> [GOAL]
Write out the records word for word, with no pictures.

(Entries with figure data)
▽

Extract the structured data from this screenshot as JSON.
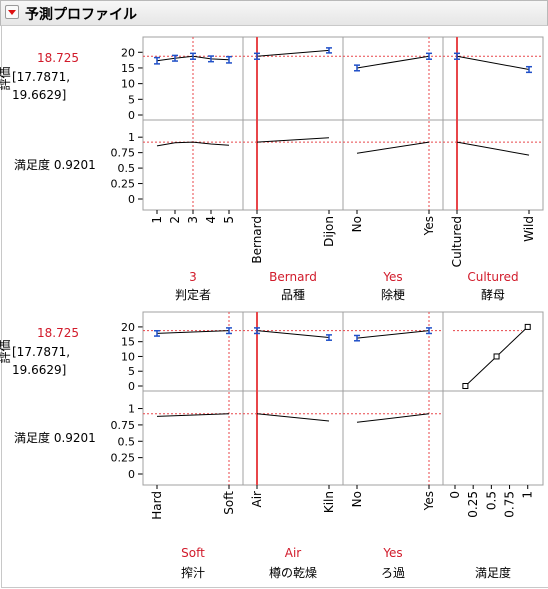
{
  "header": {
    "title": "予測プロファイル"
  },
  "chart_data": {
    "type": "line",
    "title": "予測プロファイル",
    "responses": [
      {
        "name": "評価",
        "value_label": "18.725",
        "ci_label_1": "[17.7871,",
        "ci_label_2": "19.6629]",
        "ylim": [
          0,
          22
        ],
        "ticks": [
          "0",
          "5",
          "10",
          "15",
          "20"
        ]
      },
      {
        "name": "満足度",
        "value_label": "満足度 0.9201",
        "ylim": [
          0,
          1.1
        ],
        "ticks": [
          "0",
          "0.25",
          "0.5",
          "0.75",
          "1"
        ]
      }
    ],
    "rows": [
      {
        "factors": [
          {
            "name": "判定者",
            "current": "3",
            "categories": [
              "1",
              "2",
              "3",
              "4",
              "5"
            ],
            "current_index": 2,
            "rating": [
              17.3,
              18.1,
              18.725,
              17.9,
              17.6
            ],
            "rating_ci": [
              1.0,
              0.9,
              0.94,
              0.9,
              1.0
            ],
            "desirability": [
              0.86,
              0.91,
              0.92,
              0.89,
              0.87
            ]
          },
          {
            "name": "品種",
            "current": "Bernard",
            "categories": [
              "Bernard",
              "Dijon"
            ],
            "current_index": 0,
            "rating": [
              18.725,
              20.6
            ],
            "rating_ci": [
              0.94,
              0.8
            ],
            "desirability": [
              0.92,
              0.99
            ]
          },
          {
            "name": "除梗",
            "current": "Yes",
            "categories": [
              "No",
              "Yes"
            ],
            "current_index": 1,
            "rating": [
              15.0,
              18.725
            ],
            "rating_ci": [
              0.9,
              0.94
            ],
            "desirability": [
              0.74,
              0.92
            ]
          },
          {
            "name": "酵母",
            "current": "Cultured",
            "categories": [
              "Cultured",
              "Wild"
            ],
            "current_index": 0,
            "rating": [
              18.725,
              14.5
            ],
            "rating_ci": [
              0.94,
              0.9
            ],
            "desirability": [
              0.92,
              0.71
            ]
          }
        ]
      },
      {
        "factors": [
          {
            "name": "搾汁",
            "current": "Soft",
            "categories": [
              "Hard",
              "Soft"
            ],
            "current_index": 1,
            "rating": [
              17.8,
              18.725
            ],
            "rating_ci": [
              0.9,
              0.94
            ],
            "desirability": [
              0.88,
              0.92
            ]
          },
          {
            "name": "樽の乾燥",
            "current": "Air",
            "categories": [
              "Air",
              "Kiln"
            ],
            "current_index": 0,
            "rating": [
              18.725,
              16.4
            ],
            "rating_ci": [
              0.94,
              0.9
            ],
            "desirability": [
              0.92,
              0.81
            ]
          },
          {
            "name": "ろ過",
            "current": "Yes",
            "categories": [
              "No",
              "Yes"
            ],
            "current_index": 1,
            "rating": [
              16.2,
              18.725
            ],
            "rating_ci": [
              0.9,
              0.94
            ],
            "desirability": [
              0.79,
              0.92
            ]
          }
        ],
        "desirability_function": {
          "name": "満足度",
          "x_ticks": [
            "0",
            "0.25",
            "0.5",
            "0.75",
            "1"
          ],
          "x": [
            0.15,
            0.6,
            1.05
          ],
          "y": [
            0.0,
            10.0,
            20.0
          ]
        }
      }
    ],
    "colors": {
      "current_line": "#e8464a",
      "ci_bar": "#2050c8",
      "current_text": "#d11a2a",
      "trace": "#000000"
    }
  }
}
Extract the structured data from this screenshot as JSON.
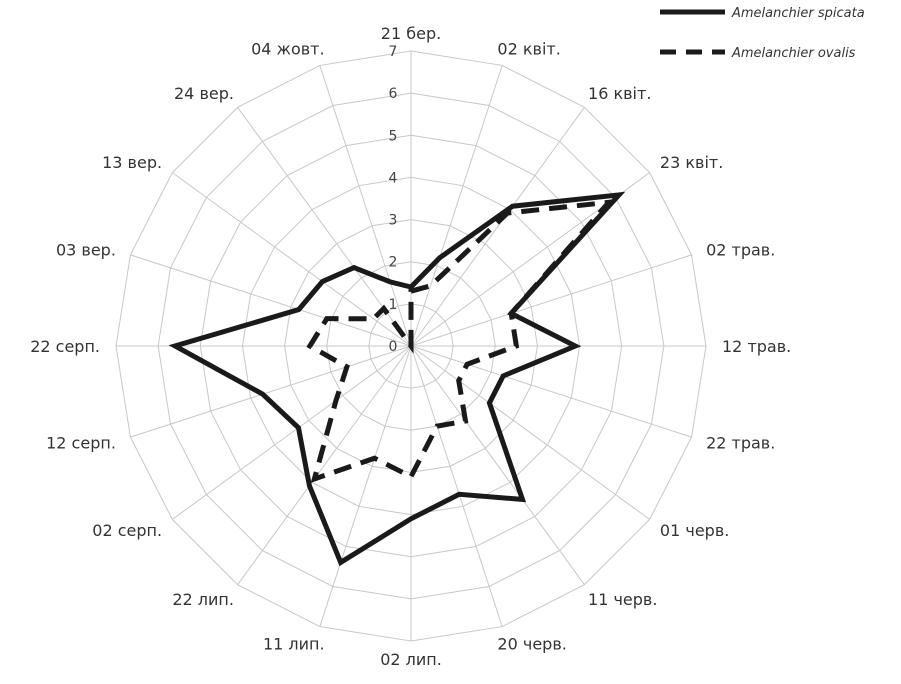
{
  "chart_data": {
    "type": "radar",
    "categories": [
      "21 бер.",
      "02 квіт.",
      "16 квіт.",
      "23 квіт.",
      "02 трав.",
      "12 трав.",
      "22 трав.",
      "01 черв.",
      "11 черв.",
      "20 черв.",
      "02 лип.",
      "11 лип.",
      "22 лип.",
      "02 серп.",
      "12 серп.",
      "22 серп.",
      "03 вер.",
      "13 вер.",
      "24 вер.",
      "04 жовт."
    ],
    "rlim": [
      0,
      7
    ],
    "ticks": [
      "0",
      "1",
      "2",
      "3",
      "4",
      "5",
      "6",
      "7"
    ],
    "grid": true,
    "legend_position": "top-right",
    "series": [
      {
        "name": "Amelanchier spicata",
        "style": "solid",
        "color": "#1a1a1a",
        "values": [
          1.4,
          2.2,
          4.1,
          6.1,
          2.5,
          3.9,
          2.3,
          2.3,
          4.5,
          3.7,
          4.1,
          5.4,
          4.1,
          3.3,
          3.7,
          5.6,
          2.8,
          2.6,
          2.3,
          1.6
        ]
      },
      {
        "name": "Amelanchier ovalis",
        "style": "dashed",
        "color": "#1a1a1a",
        "values": [
          1.3,
          1.5,
          3.9,
          5.8,
          2.5,
          2.5,
          1.4,
          1.4,
          2.2,
          2.0,
          3.1,
          2.8,
          3.9,
          2.2,
          1.6,
          2.4,
          2.1,
          1.1,
          1.1,
          0.0
        ]
      }
    ]
  }
}
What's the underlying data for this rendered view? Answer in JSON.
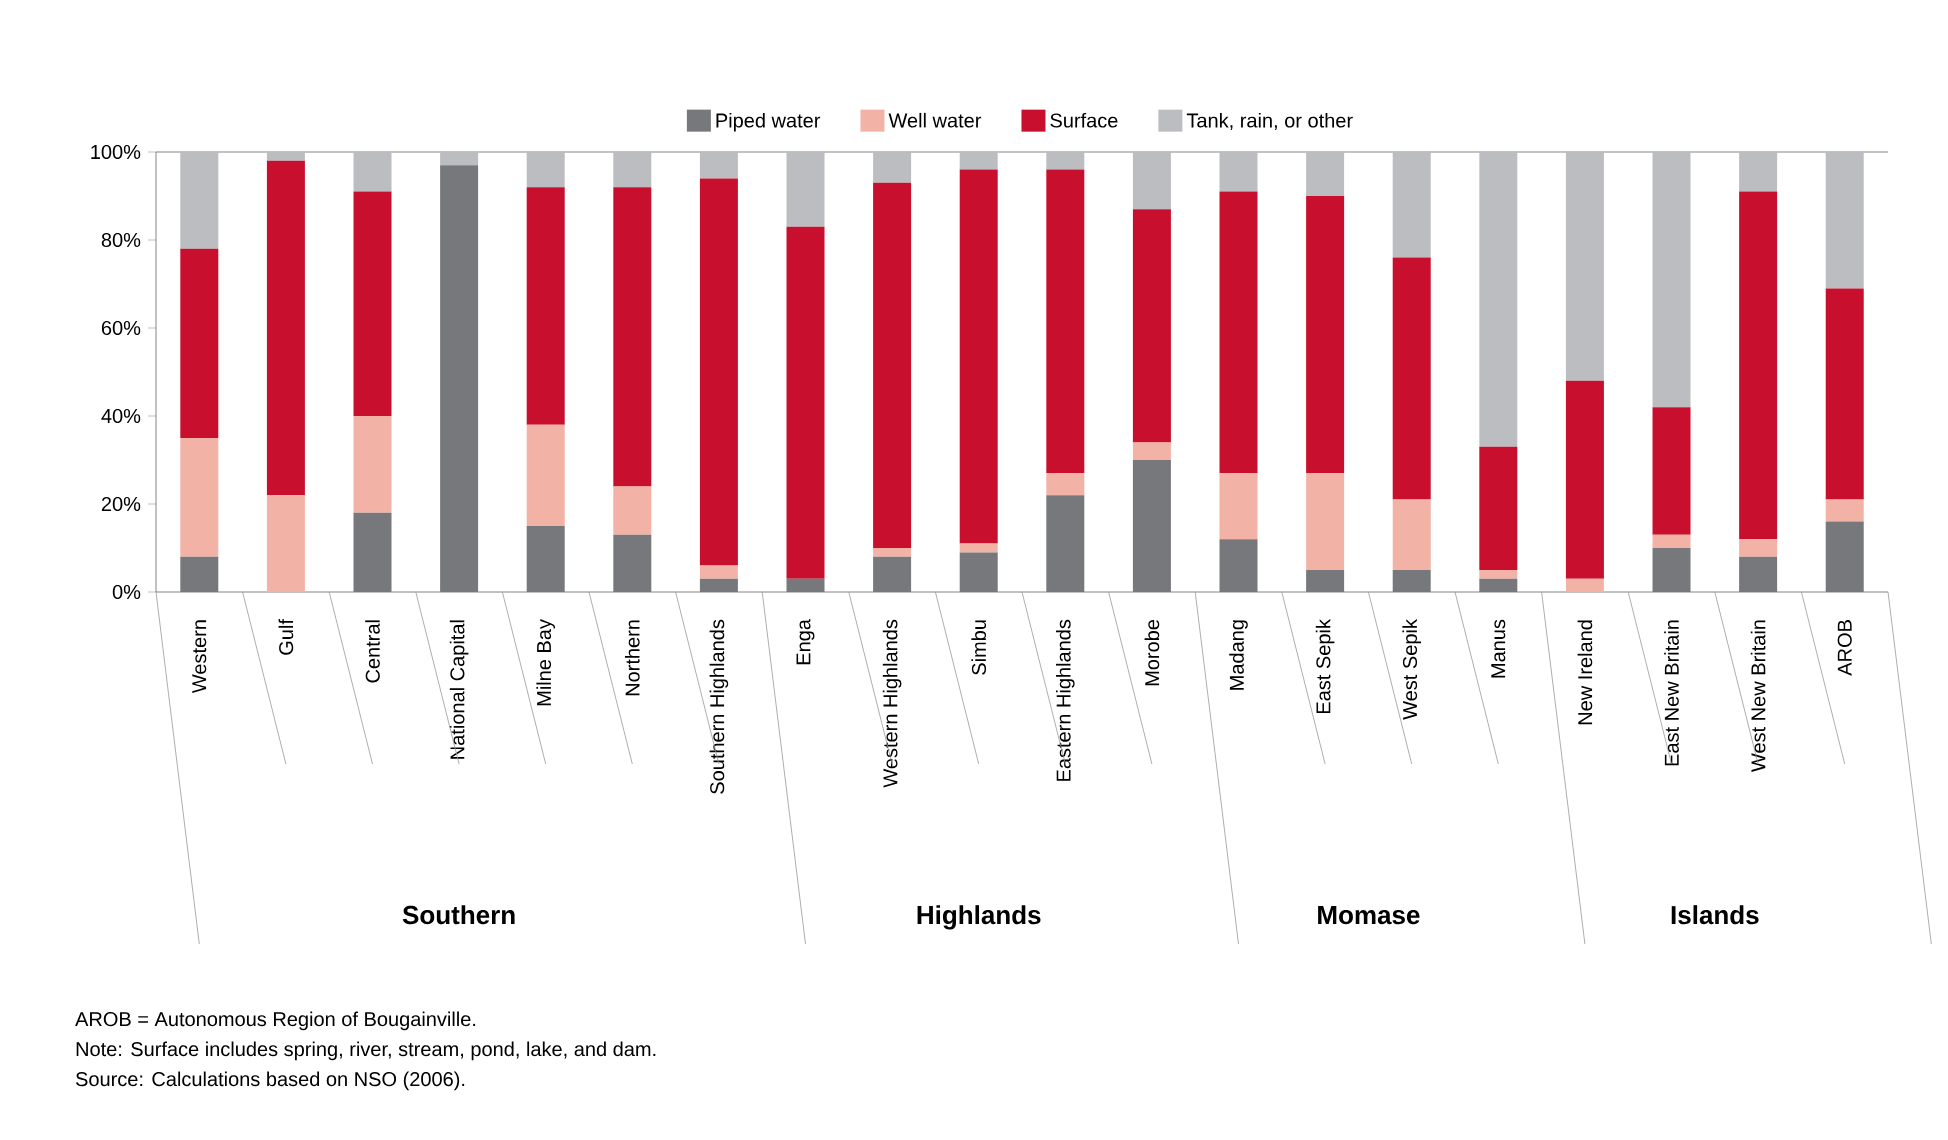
{
  "chart_data": {
    "type": "bar",
    "stacked": true,
    "legend": "top",
    "grid": false,
    "categories": [
      "Western",
      "Gulf",
      "Central",
      "National Capital",
      "Milne Bay",
      "Northern",
      "Southern Highlands",
      "Enga",
      "Western Highlands",
      "Simbu",
      "Eastern Highlands",
      "Morobe",
      "Madang",
      "East Sepik",
      "West Sepik",
      "Manus",
      "New Ireland",
      "East New Britain",
      "West New Britain",
      "AROB"
    ],
    "series": [
      {
        "name": "Piped water",
        "color": "#77787b",
        "values": [
          8,
          0,
          18,
          97,
          15,
          13,
          3,
          3,
          8,
          9,
          22,
          30,
          12,
          5,
          5,
          3,
          0,
          10,
          8,
          16
        ]
      },
      {
        "name": "Well water",
        "color": "#f2b3a6",
        "values": [
          27,
          22,
          22,
          0,
          23,
          11,
          3,
          0,
          2,
          2,
          5,
          4,
          15,
          22,
          16,
          2,
          3,
          3,
          4,
          5
        ]
      },
      {
        "name": "Surface",
        "color": "#c8102e",
        "values": [
          43,
          76,
          51,
          0,
          54,
          68,
          88,
          80,
          83,
          85,
          69,
          53,
          64,
          63,
          55,
          28,
          45,
          29,
          79,
          48
        ]
      },
      {
        "name": "Tank, rain, or other",
        "color": "#bcbdc0",
        "values": [
          22,
          2,
          9,
          3,
          8,
          8,
          6,
          17,
          7,
          4,
          4,
          13,
          9,
          10,
          24,
          67,
          52,
          58,
          9,
          31
        ]
      }
    ],
    "ylim": [
      0,
      100
    ],
    "yticks": [
      {
        "value": 0,
        "label": "0%"
      },
      {
        "value": 20,
        "label": "20%"
      },
      {
        "value": 40,
        "label": "40%"
      },
      {
        "value": 60,
        "label": "60%"
      },
      {
        "value": 80,
        "label": "80%"
      },
      {
        "value": 100,
        "label": "100%"
      }
    ],
    "annotations": [
      "Southern",
      "Highlands",
      "Momase",
      "Islands",
      "AROB = Autonomous Region of Bougainville.",
      "Note: Surface includes spring, river, stream, pond, lake, and dam.",
      "Source: Calculations based on NSO (2006)."
    ]
  }
}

△

> [EXERCISE OUTPUT]
Extract the structured data from this screenshot as JSON.
{
  "header": {
    "title": "予測プロファイル"
  },
  "chart_data": {
    "type": "line",
    "title": "予測プロファイル",
    "responses": [
      {
        "name": "評価",
        "value_label": "18.725",
        "ci_label_1": "[17.7871,",
        "ci_label_2": "19.6629]",
        "ylim": [
          0,
          22
        ],
        "ticks": [
          "0",
          "5",
          "10",
          "15",
          "20"
        ]
      },
      {
        "name": "満足度",
        "value_label": "満足度 0.9201",
        "ylim": [
          0,
          1.1
        ],
        "ticks": [
          "0",
          "0.25",
          "0.5",
          "0.75",
          "1"
        ]
      }
    ],
    "rows": [
      {
        "factors": [
          {
            "name": "判定者",
            "current": "3",
            "categories": [
              "1",
              "2",
              "3",
              "4",
              "5"
            ],
            "current_index": 2,
            "rating": [
              17.3,
              18.1,
              18.725,
              17.9,
              17.6
            ],
            "rating_ci": [
              1.0,
              0.9,
              0.94,
              0.9,
              1.0
            ],
            "desirability": [
              0.86,
              0.91,
              0.92,
              0.89,
              0.87
            ]
          },
          {
            "name": "品種",
            "current": "Bernard",
            "categories": [
              "Bernard",
              "Dijon"
            ],
            "current_index": 0,
            "rating": [
              18.725,
              20.6
            ],
            "rating_ci": [
              0.94,
              0.8
            ],
            "desirability": [
              0.92,
              0.99
            ]
          },
          {
            "name": "除梗",
            "current": "Yes",
            "categories": [
              "No",
              "Yes"
            ],
            "current_index": 1,
            "rating": [
              15.0,
              18.725
            ],
            "rating_ci": [
              0.9,
              0.94
            ],
            "desirability": [
              0.74,
              0.92
            ]
          },
          {
            "name": "酵母",
            "current": "Cultured",
            "categories": [
              "Cultured",
              "Wild"
            ],
            "current_index": 0,
            "rating": [
              18.725,
              14.5
            ],
            "rating_ci": [
              0.94,
              0.9
            ],
            "desirability": [
              0.92,
              0.71
            ]
          }
        ]
      },
      {
        "factors": [
          {
            "name": "搾汁",
            "current": "Soft",
            "categories": [
              "Hard",
              "Soft"
            ],
            "current_index": 1,
            "rating": [
              17.8,
              18.725
            ],
            "rating_ci": [
              0.9,
              0.94
            ],
            "desirability": [
              0.88,
              0.92
            ]
          },
          {
            "name": "樽の乾燥",
            "current": "Air",
            "categories": [
              "Air",
              "Kiln"
            ],
            "current_index": 0,
            "rating": [
              18.725,
              16.4
            ],
            "rating_ci": [
              0.94,
              0.9
            ],
            "desirability": [
              0.92,
              0.81
            ]
          },
          {
            "name": "ろ過",
            "current": "Yes",
            "categories": [
              "No",
              "Yes"
            ],
            "current_index": 1,
            "rating": [
              16.2,
              18.725
            ],
            "rating_ci": [
              0.9,
              0.94
            ],
            "desirability": [
              0.79,
              0.92
            ]
          }
        ],
        "desirability_function": {
          "name": "満足度",
          "x_ticks": [
            "0",
            "0.25",
            "0.5",
            "0.75",
            "1"
          ],
          "x": [
            0.15,
            0.6,
            1.05
          ],
          "y": [
            0.0,
            10.0,
            20.0
          ]
        }
      }
    ],
    "colors": {
      "current_line": "#e8464a",
      "ci_bar": "#2050c8",
      "current_text": "#d11a2a",
      "trace": "#000000"
    }
  }
}
Extract the structured data from this screenshot as JSON.
{
  "chart_data": {
    "type": "radar",
    "categories": [
      "21 бер.",
      "02 квіт.",
      "16 квіт.",
      "23 квіт.",
      "02 трав.",
      "12 трав.",
      "22 трав.",
      "01 черв.",
      "11 черв.",
      "20 черв.",
      "02 лип.",
      "11 лип.",
      "22 лип.",
      "02 серп.",
      "12 серп.",
      "22 серп.",
      "03 вер.",
      "13 вер.",
      "24 вер.",
      "04 жовт."
    ],
    "rlim": [
      0,
      7
    ],
    "ticks": [
      "0",
      "1",
      "2",
      "3",
      "4",
      "5",
      "6",
      "7"
    ],
    "grid": true,
    "legend_position": "top-right",
    "series": [
      {
        "name": "Amelanchier spicata",
        "style": "solid",
        "color": "#1a1a1a",
        "values": [
          1.4,
          2.2,
          4.1,
          6.1,
          2.5,
          3.9,
          2.3,
          2.3,
          4.5,
          3.7,
          4.1,
          5.4,
          4.1,
          3.3,
          3.7,
          5.6,
          2.8,
          2.6,
          2.3,
          1.6
        ]
      },
      {
        "name": "Amelanchier ovalis",
        "style": "dashed",
        "color": "#1a1a1a",
        "values": [
          1.3,
          1.5,
          3.9,
          5.8,
          2.5,
          2.5,
          1.4,
          1.4,
          2.2,
          2.0,
          3.1,
          2.8,
          3.9,
          2.2,
          1.6,
          2.4,
          2.1,
          1.1,
          1.1,
          0.0
        ]
      }
    ]
  }
}
What's the underlying data for this rendered view? Answer in JSON.
{
  "chart_data": {
    "type": "bar",
    "stacked": true,
    "legend": "top",
    "grid": false,
    "categories": [
      "Western",
      "Gulf",
      "Central",
      "National Capital",
      "Milne Bay",
      "Northern",
      "Southern Highlands",
      "Enga",
      "Western Highlands",
      "Simbu",
      "Eastern Highlands",
      "Morobe",
      "Madang",
      "East Sepik",
      "West Sepik",
      "Manus",
      "New Ireland",
      "East New Britain",
      "West New Britain",
      "AROB"
    ],
    "series": [
      {
        "name": "Piped water",
        "color": "#77787b",
        "values": [
          8,
          0,
          18,
          97,
          15,
          13,
          3,
          3,
          8,
          9,
          22,
          30,
          12,
          5,
          5,
          3,
          0,
          10,
          8,
          16
        ]
      },
      {
        "name": "Well water",
        "color": "#f2b3a6",
        "values": [
          27,
          22,
          22,
          0,
          23,
          11,
          3,
          0,
          2,
          2,
          5,
          4,
          15,
          22,
          16,
          2,
          3,
          3,
          4,
          5
        ]
      },
      {
        "name": "Surface",
        "color": "#c8102e",
        "values": [
          43,
          76,
          51,
          0,
          54,
          68,
          88,
          80,
          83,
          85,
          69,
          53,
          64,
          63,
          55,
          28,
          45,
          29,
          79,
          48
        ]
      },
      {
        "name": "Tank, rain, or other",
        "color": "#bcbdc0",
        "values": [
          22,
          2,
          9,
          3,
          8,
          8,
          6,
          17,
          7,
          4,
          4,
          13,
          9,
          10,
          24,
          67,
          52,
          58,
          9,
          31
        ]
      }
    ],
    "ylim": [
      0,
      100
    ],
    "yticks": [
      {
        "value": 0,
        "label": "0%"
      },
      {
        "value": 20,
        "label": "20%"
      },
      {
        "value": 40,
        "label": "40%"
      },
      {
        "value": 60,
        "label": "60%"
      },
      {
        "value": 80,
        "label": "80%"
      },
      {
        "value": 100,
        "label": "100%"
      }
    ],
    "annotations": [
      "Southern",
      "Highlands",
      "Momase",
      "Islands",
      "AROB = Autonomous Region of Bougainville.",
      "Note: Surface includes spring, river, stream, pond, lake, and dam.",
      "Source: Calculations based on NSO (2006)."
    ]
  }
}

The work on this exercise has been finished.